Extract every line that contains the string "this".

## begin Records shown

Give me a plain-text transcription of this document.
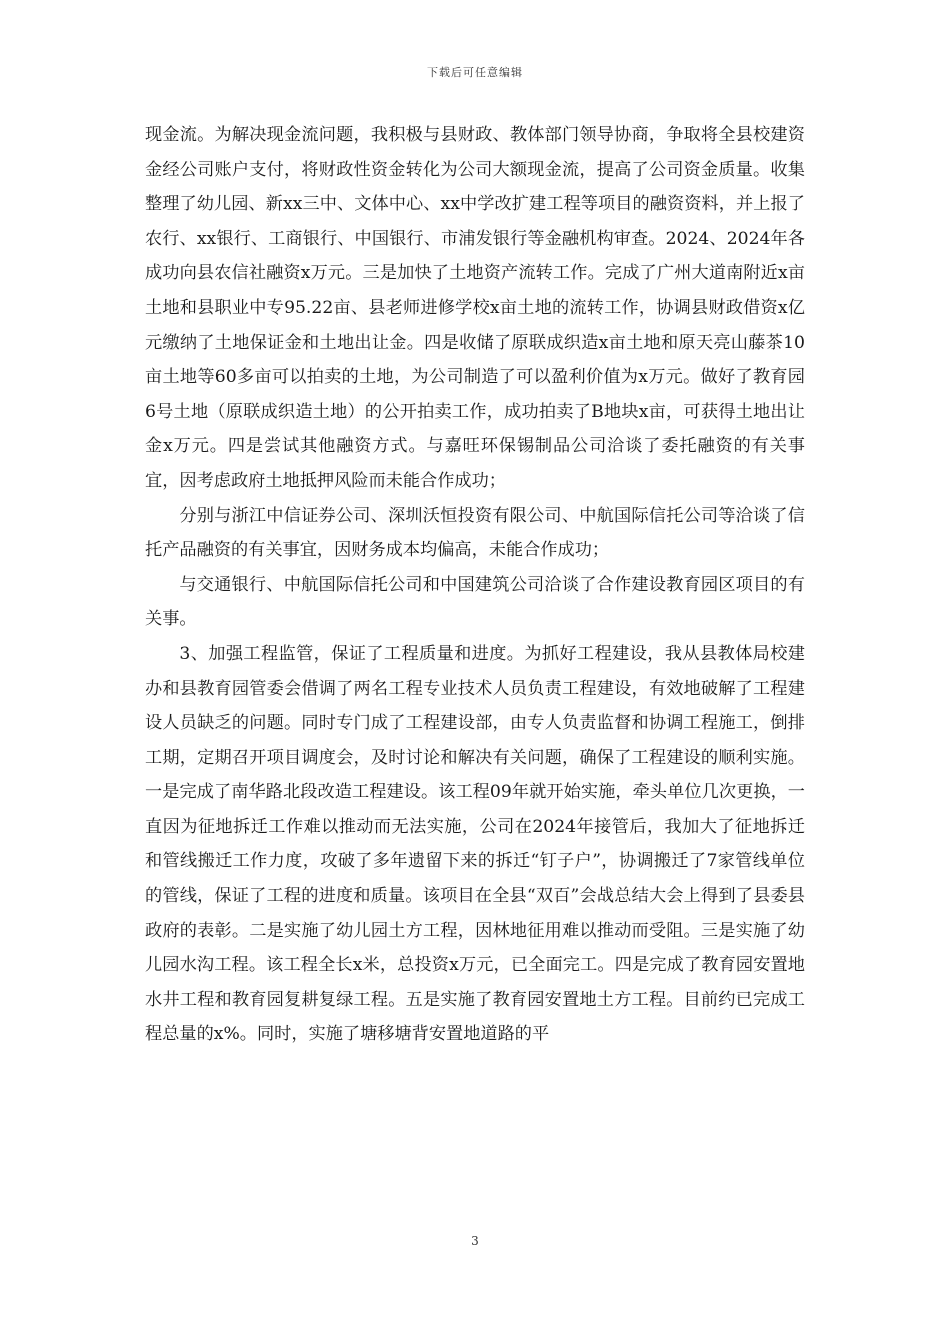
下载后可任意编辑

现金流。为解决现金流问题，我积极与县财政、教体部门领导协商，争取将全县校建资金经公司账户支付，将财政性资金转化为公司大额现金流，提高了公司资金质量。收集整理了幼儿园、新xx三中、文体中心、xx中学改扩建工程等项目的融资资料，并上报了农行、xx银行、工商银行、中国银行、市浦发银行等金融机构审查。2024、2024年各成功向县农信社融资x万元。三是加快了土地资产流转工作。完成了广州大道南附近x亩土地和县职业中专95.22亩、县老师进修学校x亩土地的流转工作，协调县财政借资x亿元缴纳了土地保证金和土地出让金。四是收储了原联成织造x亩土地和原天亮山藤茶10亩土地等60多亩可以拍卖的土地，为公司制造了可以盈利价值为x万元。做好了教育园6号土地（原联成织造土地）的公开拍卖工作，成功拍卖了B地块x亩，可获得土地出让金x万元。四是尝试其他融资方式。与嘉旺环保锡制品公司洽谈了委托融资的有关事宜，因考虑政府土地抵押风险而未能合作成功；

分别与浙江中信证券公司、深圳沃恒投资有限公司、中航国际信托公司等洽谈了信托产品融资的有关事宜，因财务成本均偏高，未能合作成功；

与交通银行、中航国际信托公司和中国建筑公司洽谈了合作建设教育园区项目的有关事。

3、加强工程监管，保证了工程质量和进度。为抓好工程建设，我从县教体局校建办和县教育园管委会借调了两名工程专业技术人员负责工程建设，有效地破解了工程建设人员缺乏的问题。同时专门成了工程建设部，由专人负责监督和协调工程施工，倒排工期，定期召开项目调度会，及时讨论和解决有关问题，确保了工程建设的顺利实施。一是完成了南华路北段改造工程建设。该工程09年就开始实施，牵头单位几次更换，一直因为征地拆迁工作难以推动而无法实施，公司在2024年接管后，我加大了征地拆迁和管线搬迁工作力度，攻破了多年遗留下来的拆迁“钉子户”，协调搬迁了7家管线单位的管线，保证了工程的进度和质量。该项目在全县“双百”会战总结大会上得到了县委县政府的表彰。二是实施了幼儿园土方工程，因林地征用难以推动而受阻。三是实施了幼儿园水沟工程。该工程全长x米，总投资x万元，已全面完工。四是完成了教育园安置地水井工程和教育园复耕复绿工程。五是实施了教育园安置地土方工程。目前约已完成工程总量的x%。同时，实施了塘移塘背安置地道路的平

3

## end Records shown
## begin Records shown

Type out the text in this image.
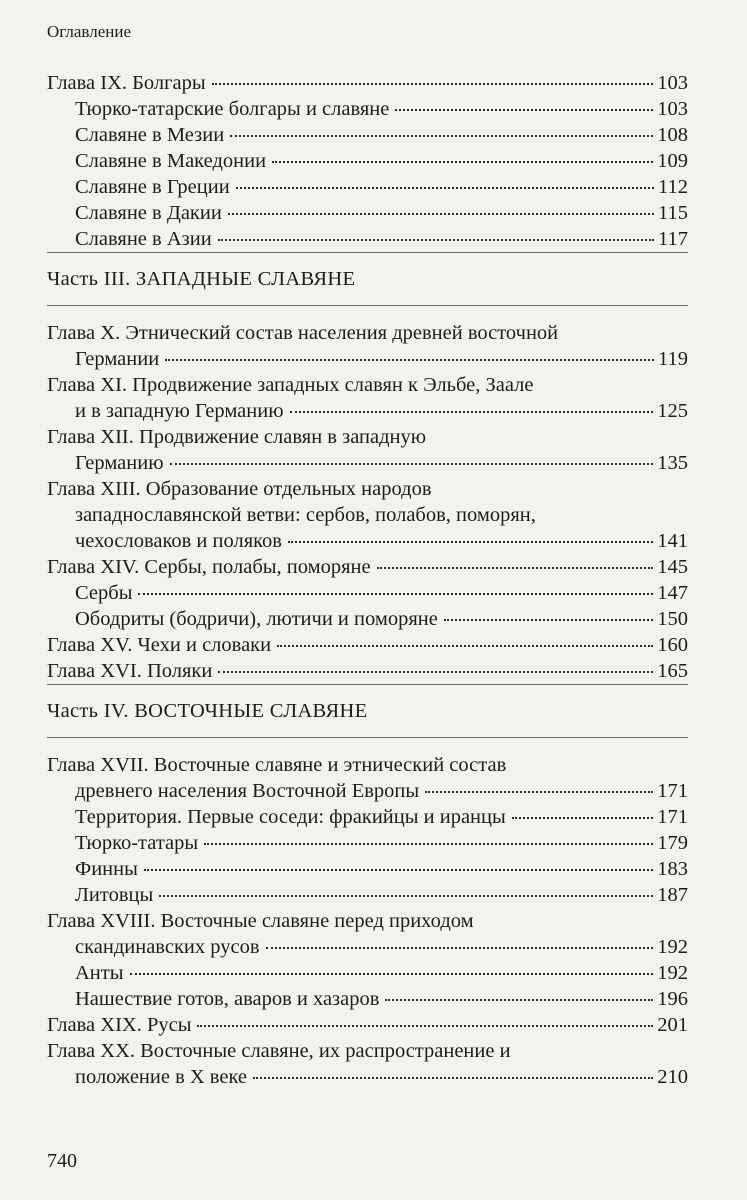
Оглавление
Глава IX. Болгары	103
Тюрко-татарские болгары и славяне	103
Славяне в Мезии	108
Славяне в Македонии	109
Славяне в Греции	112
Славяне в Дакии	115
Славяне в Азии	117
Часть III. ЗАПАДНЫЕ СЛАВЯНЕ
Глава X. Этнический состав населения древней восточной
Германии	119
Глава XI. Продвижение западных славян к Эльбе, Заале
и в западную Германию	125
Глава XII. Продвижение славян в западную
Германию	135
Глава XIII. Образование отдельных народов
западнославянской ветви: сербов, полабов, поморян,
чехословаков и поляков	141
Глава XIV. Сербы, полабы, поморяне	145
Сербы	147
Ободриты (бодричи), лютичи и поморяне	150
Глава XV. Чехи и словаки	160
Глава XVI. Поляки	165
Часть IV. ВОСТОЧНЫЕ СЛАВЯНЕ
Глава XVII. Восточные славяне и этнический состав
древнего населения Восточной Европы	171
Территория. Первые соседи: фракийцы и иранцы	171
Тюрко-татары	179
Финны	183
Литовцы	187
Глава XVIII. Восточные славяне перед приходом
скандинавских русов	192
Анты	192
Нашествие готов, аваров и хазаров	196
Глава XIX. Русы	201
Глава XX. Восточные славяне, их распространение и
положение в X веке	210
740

## end Records shown

Written response:
Give me a plain-text transcription of this document.
Type out the text in this image.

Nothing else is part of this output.